EXERCISE MATERIALS
# # # # #
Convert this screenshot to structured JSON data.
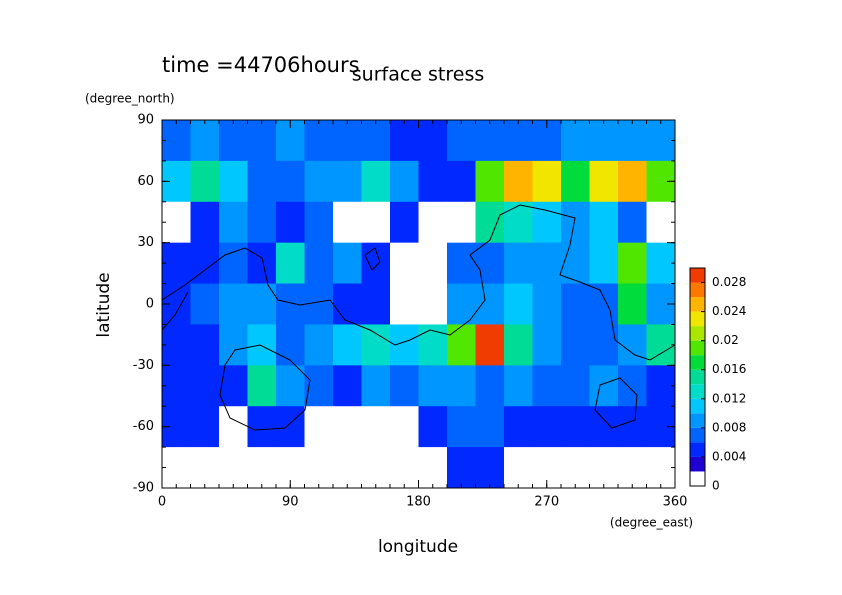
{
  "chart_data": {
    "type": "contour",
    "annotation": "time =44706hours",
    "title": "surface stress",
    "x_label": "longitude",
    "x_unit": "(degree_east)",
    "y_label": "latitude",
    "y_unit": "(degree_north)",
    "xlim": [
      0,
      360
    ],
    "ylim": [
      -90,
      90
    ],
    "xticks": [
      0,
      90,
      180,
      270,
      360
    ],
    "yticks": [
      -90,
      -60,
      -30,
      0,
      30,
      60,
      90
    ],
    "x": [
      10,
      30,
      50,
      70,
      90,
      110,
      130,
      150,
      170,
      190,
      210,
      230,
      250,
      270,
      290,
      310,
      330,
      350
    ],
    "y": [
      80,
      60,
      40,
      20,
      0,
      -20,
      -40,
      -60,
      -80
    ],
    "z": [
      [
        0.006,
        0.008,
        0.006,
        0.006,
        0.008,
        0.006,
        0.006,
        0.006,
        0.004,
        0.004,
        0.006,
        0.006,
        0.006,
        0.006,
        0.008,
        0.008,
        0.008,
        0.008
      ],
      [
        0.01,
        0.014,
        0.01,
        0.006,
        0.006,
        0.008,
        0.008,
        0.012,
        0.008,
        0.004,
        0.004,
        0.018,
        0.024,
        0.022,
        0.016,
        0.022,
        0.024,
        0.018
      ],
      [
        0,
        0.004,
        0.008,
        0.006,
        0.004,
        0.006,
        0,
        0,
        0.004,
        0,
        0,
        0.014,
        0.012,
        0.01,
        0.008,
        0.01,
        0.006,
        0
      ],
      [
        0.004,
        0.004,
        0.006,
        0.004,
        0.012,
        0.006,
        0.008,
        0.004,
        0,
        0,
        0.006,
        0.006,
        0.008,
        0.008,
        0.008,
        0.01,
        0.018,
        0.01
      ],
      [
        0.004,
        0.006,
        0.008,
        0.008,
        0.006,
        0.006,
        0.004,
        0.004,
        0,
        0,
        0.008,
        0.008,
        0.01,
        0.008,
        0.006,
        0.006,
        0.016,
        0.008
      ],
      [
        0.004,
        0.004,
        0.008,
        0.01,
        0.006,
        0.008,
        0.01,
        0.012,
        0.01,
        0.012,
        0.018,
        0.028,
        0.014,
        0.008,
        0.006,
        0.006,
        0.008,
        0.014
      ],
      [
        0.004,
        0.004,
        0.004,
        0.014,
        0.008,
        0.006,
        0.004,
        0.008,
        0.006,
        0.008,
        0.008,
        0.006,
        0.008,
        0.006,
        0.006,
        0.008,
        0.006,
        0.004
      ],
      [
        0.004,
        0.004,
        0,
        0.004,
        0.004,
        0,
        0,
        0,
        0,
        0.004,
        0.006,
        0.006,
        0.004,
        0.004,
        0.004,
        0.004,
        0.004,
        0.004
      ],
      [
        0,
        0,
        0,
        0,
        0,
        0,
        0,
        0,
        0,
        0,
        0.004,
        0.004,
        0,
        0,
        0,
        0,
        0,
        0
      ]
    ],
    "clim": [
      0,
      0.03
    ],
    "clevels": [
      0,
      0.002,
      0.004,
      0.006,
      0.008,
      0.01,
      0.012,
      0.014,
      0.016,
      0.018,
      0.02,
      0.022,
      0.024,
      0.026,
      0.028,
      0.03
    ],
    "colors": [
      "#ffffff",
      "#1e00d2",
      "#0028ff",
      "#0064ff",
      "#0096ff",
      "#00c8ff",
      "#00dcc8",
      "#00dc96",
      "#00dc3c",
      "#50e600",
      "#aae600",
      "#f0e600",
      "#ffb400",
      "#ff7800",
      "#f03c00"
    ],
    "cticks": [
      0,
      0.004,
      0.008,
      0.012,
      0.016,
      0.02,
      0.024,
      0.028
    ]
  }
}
# # # # #
STATED TASK
Print all of the entries word for word. Omit the pictures they contain.

SOLVED EXERCISE
Convert this screenshot to structured JSON data.
{
  "chart_data": {
    "type": "contour",
    "annotation": "time =44706hours",
    "title": "surface stress",
    "x_label": "longitude",
    "x_unit": "(degree_east)",
    "y_label": "latitude",
    "y_unit": "(degree_north)",
    "xlim": [
      0,
      360
    ],
    "ylim": [
      -90,
      90
    ],
    "xticks": [
      0,
      90,
      180,
      270,
      360
    ],
    "yticks": [
      -90,
      -60,
      -30,
      0,
      30,
      60,
      90
    ],
    "x": [
      10,
      30,
      50,
      70,
      90,
      110,
      130,
      150,
      170,
      190,
      210,
      230,
      250,
      270,
      290,
      310,
      330,
      350
    ],
    "y": [
      80,
      60,
      40,
      20,
      0,
      -20,
      -40,
      -60,
      -80
    ],
    "z": [
      [
        0.006,
        0.008,
        0.006,
        0.006,
        0.008,
        0.006,
        0.006,
        0.006,
        0.004,
        0.004,
        0.006,
        0.006,
        0.006,
        0.006,
        0.008,
        0.008,
        0.008,
        0.008
      ],
      [
        0.01,
        0.014,
        0.01,
        0.006,
        0.006,
        0.008,
        0.008,
        0.012,
        0.008,
        0.004,
        0.004,
        0.018,
        0.024,
        0.022,
        0.016,
        0.022,
        0.024,
        0.018
      ],
      [
        0,
        0.004,
        0.008,
        0.006,
        0.004,
        0.006,
        0,
        0,
        0.004,
        0,
        0,
        0.014,
        0.012,
        0.01,
        0.008,
        0.01,
        0.006,
        0
      ],
      [
        0.004,
        0.004,
        0.006,
        0.004,
        0.012,
        0.006,
        0.008,
        0.004,
        0,
        0,
        0.006,
        0.006,
        0.008,
        0.008,
        0.008,
        0.01,
        0.018,
        0.01
      ],
      [
        0.004,
        0.006,
        0.008,
        0.008,
        0.006,
        0.006,
        0.004,
        0.004,
        0,
        0,
        0.008,
        0.008,
        0.01,
        0.008,
        0.006,
        0.006,
        0.016,
        0.008
      ],
      [
        0.004,
        0.004,
        0.008,
        0.01,
        0.006,
        0.008,
        0.01,
        0.012,
        0.01,
        0.012,
        0.018,
        0.028,
        0.014,
        0.008,
        0.006,
        0.006,
        0.008,
        0.014
      ],
      [
        0.004,
        0.004,
        0.004,
        0.014,
        0.008,
        0.006,
        0.004,
        0.008,
        0.006,
        0.008,
        0.008,
        0.006,
        0.008,
        0.006,
        0.006,
        0.008,
        0.006,
        0.004
      ],
      [
        0.004,
        0.004,
        0,
        0.004,
        0.004,
        0,
        0,
        0,
        0,
        0.004,
        0.006,
        0.006,
        0.004,
        0.004,
        0.004,
        0.004,
        0.004,
        0.004
      ],
      [
        0,
        0,
        0,
        0,
        0,
        0,
        0,
        0,
        0,
        0,
        0.004,
        0.004,
        0,
        0,
        0,
        0,
        0,
        0
      ]
    ],
    "clim": [
      0,
      0.03
    ],
    "clevels": [
      0,
      0.002,
      0.004,
      0.006,
      0.008,
      0.01,
      0.012,
      0.014,
      0.016,
      0.018,
      0.02,
      0.022,
      0.024,
      0.026,
      0.028,
      0.03
    ],
    "colors": [
      "#ffffff",
      "#1e00d2",
      "#0028ff",
      "#0064ff",
      "#0096ff",
      "#00c8ff",
      "#00dcc8",
      "#00dc96",
      "#00dc3c",
      "#50e600",
      "#aae600",
      "#f0e600",
      "#ffb400",
      "#ff7800",
      "#f03c00"
    ],
    "cticks": [
      0,
      0.004,
      0.008,
      0.012,
      0.016,
      0.02,
      0.024,
      0.028
    ]
  }
}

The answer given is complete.